Take every line that has the string "driving" and copy it out.

_ _ _ _ _ _ _

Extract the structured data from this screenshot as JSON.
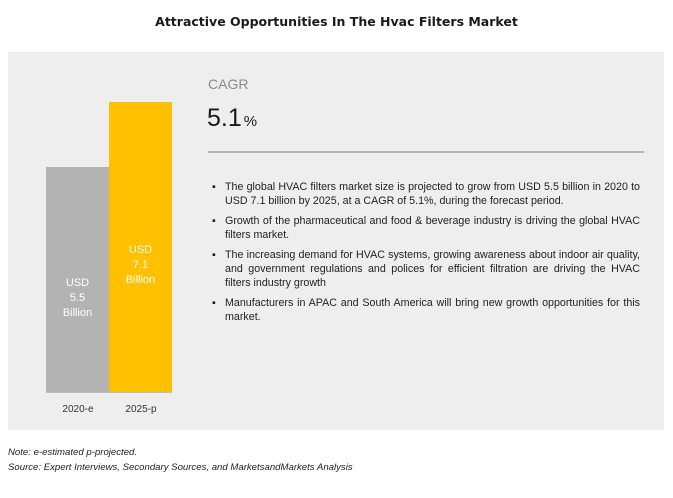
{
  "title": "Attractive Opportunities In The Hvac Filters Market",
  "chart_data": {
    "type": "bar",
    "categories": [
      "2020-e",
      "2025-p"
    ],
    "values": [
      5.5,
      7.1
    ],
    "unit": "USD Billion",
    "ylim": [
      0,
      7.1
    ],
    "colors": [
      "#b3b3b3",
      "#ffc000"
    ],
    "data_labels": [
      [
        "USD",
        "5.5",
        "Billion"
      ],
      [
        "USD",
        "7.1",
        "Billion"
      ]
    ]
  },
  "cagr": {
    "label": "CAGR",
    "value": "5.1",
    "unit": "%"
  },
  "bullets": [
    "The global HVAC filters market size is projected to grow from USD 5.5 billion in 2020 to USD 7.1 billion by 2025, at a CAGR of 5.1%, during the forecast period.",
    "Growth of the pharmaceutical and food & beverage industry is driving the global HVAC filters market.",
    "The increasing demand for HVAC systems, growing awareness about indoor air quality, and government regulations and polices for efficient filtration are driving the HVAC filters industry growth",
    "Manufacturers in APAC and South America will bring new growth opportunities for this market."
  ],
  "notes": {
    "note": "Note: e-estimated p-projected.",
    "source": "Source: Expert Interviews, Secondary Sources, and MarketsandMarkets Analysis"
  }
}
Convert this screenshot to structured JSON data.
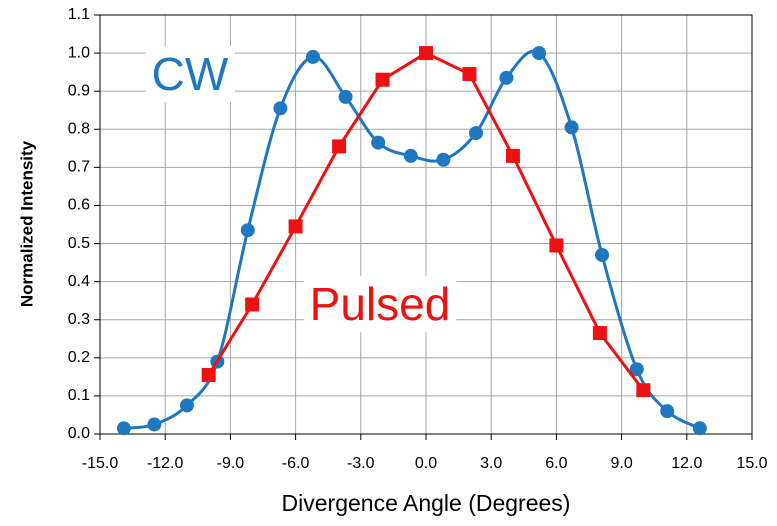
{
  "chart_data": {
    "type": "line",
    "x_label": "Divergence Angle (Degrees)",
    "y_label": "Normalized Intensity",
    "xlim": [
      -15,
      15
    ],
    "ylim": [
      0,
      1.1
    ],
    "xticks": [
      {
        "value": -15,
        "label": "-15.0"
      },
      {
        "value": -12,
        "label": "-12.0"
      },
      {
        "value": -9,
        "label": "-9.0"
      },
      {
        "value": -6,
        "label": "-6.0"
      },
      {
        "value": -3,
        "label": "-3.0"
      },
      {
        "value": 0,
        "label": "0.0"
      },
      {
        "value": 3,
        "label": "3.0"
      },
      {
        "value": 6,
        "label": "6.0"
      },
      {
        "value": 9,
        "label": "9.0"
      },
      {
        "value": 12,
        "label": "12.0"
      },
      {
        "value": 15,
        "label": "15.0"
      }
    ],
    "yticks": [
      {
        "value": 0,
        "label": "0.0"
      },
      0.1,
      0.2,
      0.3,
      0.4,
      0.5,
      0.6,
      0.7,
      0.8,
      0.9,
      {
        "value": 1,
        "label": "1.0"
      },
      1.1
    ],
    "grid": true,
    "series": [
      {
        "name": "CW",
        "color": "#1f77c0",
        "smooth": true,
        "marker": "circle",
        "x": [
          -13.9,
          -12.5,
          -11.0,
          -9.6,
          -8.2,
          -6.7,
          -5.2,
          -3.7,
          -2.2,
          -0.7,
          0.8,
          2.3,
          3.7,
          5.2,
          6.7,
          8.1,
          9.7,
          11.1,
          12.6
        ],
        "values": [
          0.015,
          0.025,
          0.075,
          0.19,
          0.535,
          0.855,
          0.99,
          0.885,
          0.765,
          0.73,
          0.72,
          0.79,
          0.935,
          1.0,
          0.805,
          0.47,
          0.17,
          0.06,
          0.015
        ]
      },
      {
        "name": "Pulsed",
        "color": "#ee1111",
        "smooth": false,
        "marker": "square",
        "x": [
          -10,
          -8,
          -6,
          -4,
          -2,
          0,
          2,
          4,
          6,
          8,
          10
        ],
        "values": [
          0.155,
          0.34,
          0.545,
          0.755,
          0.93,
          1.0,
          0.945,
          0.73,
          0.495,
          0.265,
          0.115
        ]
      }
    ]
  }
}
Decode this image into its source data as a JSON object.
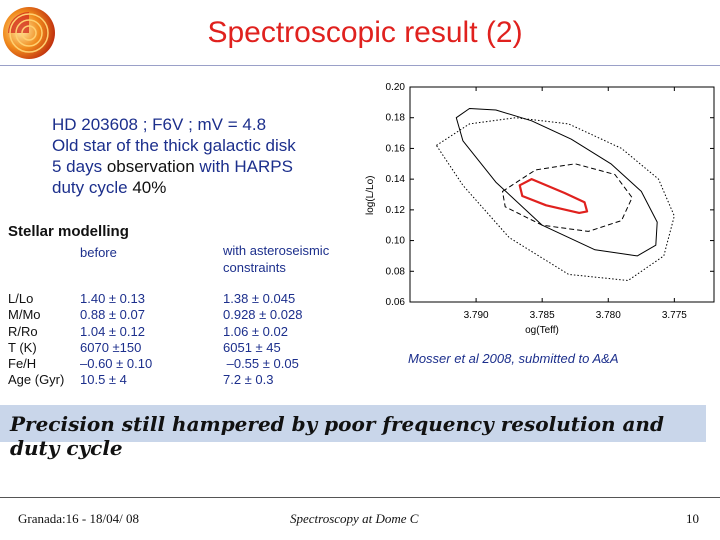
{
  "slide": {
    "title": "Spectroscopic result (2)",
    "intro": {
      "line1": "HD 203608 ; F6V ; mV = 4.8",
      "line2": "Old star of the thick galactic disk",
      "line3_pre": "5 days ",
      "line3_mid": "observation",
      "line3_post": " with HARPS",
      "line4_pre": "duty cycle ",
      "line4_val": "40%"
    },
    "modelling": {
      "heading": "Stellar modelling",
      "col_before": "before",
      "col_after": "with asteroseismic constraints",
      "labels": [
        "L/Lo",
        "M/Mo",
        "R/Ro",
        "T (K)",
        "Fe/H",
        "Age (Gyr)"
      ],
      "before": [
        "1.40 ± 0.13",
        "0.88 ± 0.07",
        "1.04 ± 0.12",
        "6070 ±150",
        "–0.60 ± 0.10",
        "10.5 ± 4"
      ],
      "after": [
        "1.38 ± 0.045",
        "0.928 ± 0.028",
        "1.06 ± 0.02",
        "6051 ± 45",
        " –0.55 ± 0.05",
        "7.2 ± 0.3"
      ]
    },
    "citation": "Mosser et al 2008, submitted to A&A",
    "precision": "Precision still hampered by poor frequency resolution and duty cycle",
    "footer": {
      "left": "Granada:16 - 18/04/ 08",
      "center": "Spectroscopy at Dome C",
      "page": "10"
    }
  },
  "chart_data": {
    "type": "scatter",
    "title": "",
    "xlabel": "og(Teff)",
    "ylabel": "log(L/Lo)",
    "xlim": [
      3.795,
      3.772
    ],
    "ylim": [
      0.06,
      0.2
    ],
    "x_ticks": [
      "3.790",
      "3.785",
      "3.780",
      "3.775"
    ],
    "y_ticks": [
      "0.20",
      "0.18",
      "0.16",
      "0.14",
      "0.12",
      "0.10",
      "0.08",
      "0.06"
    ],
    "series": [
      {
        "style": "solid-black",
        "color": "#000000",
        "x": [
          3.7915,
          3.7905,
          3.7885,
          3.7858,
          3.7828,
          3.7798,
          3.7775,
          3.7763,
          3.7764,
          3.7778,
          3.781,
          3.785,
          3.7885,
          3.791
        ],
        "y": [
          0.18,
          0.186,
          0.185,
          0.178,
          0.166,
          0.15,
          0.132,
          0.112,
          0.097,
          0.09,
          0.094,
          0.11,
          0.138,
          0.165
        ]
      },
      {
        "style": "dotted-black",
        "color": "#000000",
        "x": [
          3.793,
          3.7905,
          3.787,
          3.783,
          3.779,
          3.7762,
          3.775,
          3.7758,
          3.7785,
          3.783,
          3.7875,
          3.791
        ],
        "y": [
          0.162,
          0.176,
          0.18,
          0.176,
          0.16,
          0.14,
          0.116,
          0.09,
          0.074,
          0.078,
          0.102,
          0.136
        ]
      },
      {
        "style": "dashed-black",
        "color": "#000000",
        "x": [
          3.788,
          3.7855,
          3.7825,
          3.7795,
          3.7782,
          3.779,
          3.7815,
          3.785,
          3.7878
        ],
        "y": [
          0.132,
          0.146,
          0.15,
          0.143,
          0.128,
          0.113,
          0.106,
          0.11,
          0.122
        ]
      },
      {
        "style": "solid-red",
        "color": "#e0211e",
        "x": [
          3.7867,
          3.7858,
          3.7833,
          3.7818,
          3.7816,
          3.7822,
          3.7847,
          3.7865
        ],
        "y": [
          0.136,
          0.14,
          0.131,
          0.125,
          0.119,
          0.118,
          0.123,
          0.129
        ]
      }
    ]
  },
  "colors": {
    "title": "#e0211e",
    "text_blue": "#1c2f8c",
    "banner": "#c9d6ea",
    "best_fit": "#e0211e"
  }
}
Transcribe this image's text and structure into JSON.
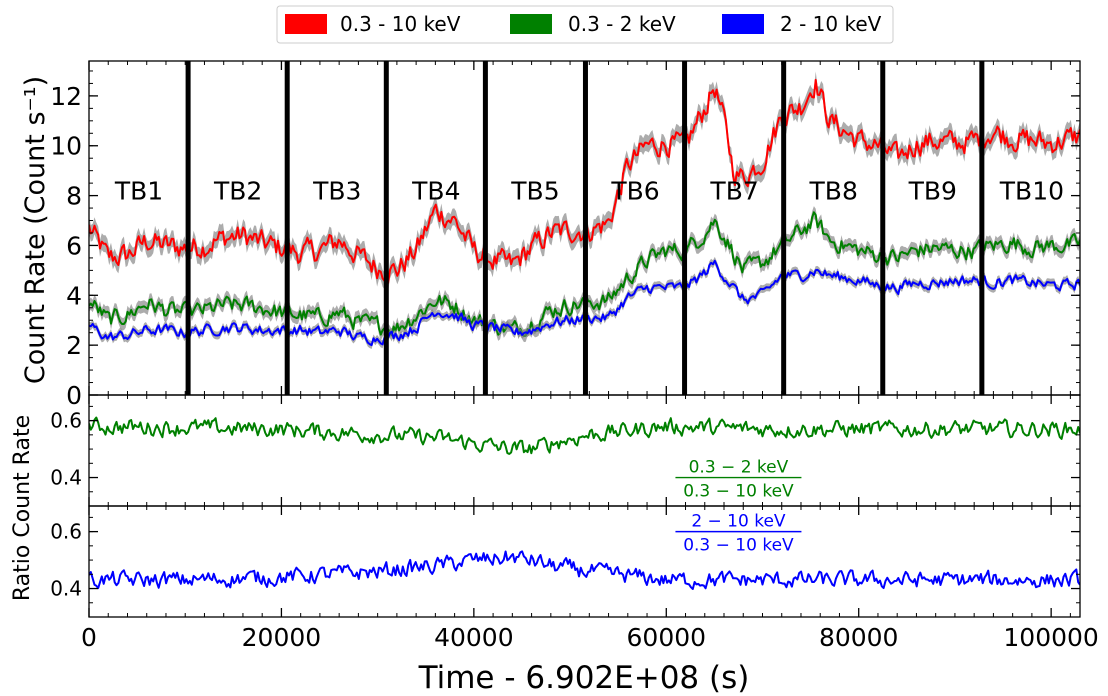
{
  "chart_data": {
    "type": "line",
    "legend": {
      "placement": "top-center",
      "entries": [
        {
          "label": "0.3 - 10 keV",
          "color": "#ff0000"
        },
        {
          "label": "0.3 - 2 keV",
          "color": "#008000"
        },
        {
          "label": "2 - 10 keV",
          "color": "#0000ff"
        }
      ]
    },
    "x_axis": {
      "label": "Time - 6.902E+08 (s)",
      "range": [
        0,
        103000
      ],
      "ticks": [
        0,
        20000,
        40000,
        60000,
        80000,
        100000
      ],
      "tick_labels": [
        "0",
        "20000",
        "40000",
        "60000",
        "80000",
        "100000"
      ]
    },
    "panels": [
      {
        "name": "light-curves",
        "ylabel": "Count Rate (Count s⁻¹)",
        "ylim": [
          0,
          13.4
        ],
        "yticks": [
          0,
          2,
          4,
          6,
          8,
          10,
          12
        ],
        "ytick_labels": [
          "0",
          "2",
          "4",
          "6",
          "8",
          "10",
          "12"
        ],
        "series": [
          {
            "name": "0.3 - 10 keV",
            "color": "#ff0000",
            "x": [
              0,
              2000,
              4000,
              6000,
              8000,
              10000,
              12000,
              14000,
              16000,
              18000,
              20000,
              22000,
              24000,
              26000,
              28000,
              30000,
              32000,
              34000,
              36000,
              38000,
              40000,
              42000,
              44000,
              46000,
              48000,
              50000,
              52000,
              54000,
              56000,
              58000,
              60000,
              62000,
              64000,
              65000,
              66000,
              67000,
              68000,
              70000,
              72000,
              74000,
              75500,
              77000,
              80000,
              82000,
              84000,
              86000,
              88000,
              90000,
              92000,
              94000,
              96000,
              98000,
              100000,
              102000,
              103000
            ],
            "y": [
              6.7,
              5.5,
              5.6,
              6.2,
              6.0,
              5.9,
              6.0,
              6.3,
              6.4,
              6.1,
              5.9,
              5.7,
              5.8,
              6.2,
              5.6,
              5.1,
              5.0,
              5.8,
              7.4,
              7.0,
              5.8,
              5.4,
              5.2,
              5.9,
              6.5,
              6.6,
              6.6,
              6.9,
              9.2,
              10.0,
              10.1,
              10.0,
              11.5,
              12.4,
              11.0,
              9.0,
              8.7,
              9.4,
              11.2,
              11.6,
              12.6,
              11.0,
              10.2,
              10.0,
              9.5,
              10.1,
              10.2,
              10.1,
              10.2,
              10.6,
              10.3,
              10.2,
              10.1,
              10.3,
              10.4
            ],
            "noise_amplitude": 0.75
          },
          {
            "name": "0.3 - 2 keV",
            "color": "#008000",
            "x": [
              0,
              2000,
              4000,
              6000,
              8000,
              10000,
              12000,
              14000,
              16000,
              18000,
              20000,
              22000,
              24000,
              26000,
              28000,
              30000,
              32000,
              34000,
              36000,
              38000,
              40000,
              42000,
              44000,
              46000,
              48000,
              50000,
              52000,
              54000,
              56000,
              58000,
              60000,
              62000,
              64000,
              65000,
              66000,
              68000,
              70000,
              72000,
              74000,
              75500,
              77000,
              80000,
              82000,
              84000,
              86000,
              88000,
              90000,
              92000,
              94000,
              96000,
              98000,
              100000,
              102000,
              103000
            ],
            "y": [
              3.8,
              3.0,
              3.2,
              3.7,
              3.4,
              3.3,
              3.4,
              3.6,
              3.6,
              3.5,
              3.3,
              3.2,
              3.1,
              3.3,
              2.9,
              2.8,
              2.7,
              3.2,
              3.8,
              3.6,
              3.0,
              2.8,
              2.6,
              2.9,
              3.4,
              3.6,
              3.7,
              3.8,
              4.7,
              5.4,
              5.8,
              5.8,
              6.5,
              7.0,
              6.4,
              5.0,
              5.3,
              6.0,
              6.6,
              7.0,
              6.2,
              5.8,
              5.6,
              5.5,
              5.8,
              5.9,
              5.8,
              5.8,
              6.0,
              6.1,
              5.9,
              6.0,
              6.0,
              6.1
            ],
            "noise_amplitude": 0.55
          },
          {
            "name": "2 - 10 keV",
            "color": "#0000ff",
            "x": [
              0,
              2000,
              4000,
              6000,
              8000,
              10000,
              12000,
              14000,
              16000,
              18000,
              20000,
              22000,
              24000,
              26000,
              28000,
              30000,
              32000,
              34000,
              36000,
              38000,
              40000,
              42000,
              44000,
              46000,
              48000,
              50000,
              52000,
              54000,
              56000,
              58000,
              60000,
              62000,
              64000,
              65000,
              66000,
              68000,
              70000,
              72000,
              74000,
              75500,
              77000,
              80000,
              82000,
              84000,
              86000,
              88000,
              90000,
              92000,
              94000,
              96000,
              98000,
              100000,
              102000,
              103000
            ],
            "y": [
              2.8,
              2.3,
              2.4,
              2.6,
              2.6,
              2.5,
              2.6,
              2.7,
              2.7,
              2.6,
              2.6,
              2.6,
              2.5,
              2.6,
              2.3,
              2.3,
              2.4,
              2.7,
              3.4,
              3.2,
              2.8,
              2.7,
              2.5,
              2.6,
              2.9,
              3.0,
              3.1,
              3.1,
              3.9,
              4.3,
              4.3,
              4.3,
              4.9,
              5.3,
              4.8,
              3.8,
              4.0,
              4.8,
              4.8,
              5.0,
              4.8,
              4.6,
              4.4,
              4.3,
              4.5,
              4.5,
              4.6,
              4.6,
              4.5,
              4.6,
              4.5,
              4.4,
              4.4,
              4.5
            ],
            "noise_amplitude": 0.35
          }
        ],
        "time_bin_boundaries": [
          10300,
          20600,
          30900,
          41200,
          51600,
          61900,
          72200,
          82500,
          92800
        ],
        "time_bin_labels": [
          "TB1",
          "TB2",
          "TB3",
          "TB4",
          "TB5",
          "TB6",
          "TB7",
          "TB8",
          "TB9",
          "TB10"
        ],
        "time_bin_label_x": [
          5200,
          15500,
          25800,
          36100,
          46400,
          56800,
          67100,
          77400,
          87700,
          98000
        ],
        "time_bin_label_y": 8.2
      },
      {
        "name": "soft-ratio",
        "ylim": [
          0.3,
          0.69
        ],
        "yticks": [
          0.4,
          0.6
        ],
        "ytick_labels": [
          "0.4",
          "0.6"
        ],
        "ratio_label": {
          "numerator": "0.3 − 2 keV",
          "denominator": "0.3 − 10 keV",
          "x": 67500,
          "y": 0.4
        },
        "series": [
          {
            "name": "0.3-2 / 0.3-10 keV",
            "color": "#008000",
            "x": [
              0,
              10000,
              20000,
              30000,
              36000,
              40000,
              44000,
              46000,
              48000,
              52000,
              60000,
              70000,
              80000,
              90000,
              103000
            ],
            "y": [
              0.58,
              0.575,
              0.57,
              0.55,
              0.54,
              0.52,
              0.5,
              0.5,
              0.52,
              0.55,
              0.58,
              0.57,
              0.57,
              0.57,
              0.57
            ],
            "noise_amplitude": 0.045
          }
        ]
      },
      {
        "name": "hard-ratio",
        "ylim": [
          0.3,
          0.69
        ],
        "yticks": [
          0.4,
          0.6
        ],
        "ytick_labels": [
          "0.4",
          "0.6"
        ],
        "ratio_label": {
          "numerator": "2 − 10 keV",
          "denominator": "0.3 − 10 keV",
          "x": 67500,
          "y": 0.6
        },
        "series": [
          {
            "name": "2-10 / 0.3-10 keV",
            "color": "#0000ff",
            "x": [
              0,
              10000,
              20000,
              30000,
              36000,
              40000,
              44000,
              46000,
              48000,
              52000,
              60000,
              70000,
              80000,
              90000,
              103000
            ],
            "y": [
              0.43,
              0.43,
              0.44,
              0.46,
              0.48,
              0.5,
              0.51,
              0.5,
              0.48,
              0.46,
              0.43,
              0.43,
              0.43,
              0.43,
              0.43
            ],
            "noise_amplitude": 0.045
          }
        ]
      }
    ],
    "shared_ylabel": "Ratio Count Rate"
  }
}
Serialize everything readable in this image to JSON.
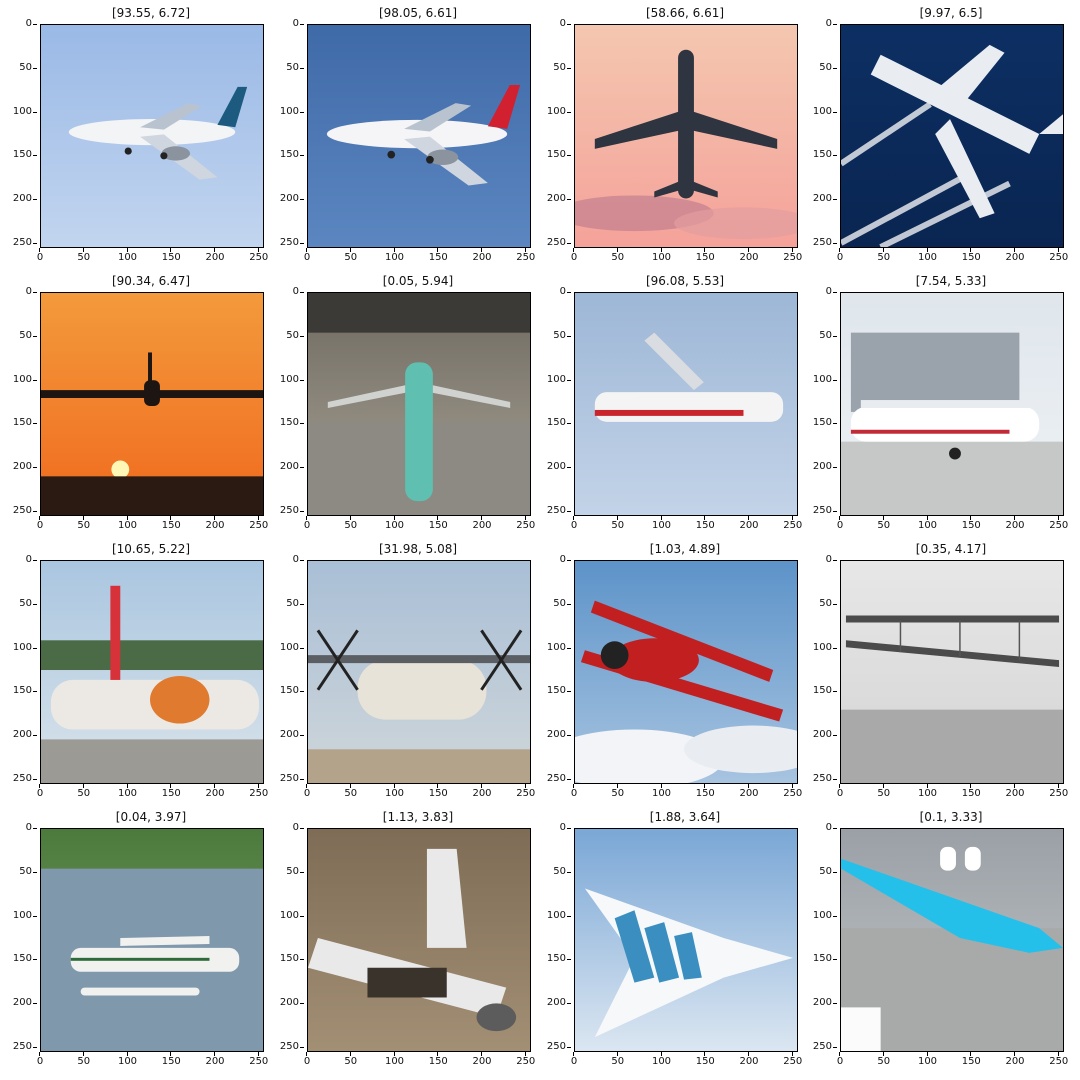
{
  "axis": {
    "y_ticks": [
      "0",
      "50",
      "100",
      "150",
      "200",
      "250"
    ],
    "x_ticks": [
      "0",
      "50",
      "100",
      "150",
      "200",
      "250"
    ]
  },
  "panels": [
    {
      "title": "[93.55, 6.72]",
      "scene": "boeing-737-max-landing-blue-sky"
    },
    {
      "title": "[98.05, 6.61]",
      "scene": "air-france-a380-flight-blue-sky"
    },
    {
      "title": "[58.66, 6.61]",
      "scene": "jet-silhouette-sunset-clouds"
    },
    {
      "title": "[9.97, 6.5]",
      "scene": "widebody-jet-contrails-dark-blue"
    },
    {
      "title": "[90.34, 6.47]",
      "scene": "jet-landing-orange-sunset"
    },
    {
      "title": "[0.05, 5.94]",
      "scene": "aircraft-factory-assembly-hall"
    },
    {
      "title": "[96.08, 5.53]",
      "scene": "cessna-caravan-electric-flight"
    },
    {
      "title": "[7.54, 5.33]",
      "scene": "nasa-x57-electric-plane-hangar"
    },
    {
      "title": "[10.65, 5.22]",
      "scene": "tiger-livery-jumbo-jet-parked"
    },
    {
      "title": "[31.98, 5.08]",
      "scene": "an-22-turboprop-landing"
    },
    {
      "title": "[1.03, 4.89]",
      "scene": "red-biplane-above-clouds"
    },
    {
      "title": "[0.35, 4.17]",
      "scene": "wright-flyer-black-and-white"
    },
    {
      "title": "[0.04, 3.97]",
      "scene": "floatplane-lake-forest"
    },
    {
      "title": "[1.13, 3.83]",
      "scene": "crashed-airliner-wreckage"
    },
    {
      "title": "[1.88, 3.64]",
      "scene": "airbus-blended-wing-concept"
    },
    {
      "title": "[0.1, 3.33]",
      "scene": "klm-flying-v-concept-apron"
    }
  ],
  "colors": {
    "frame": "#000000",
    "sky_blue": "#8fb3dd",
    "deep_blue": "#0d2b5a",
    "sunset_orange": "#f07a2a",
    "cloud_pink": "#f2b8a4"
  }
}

_ _ _ _ _ _ _

RESULT FOR THIS EXERCISE –
    "Growth of the pharmaceutical and food & beverage industry is driving the global HVAC filters market.",
    "The increasing demand for HVAC systems, growing awareness about indoor air quality, and government regulations and polices for efficient filtration are driving the HVAC filters industry growth",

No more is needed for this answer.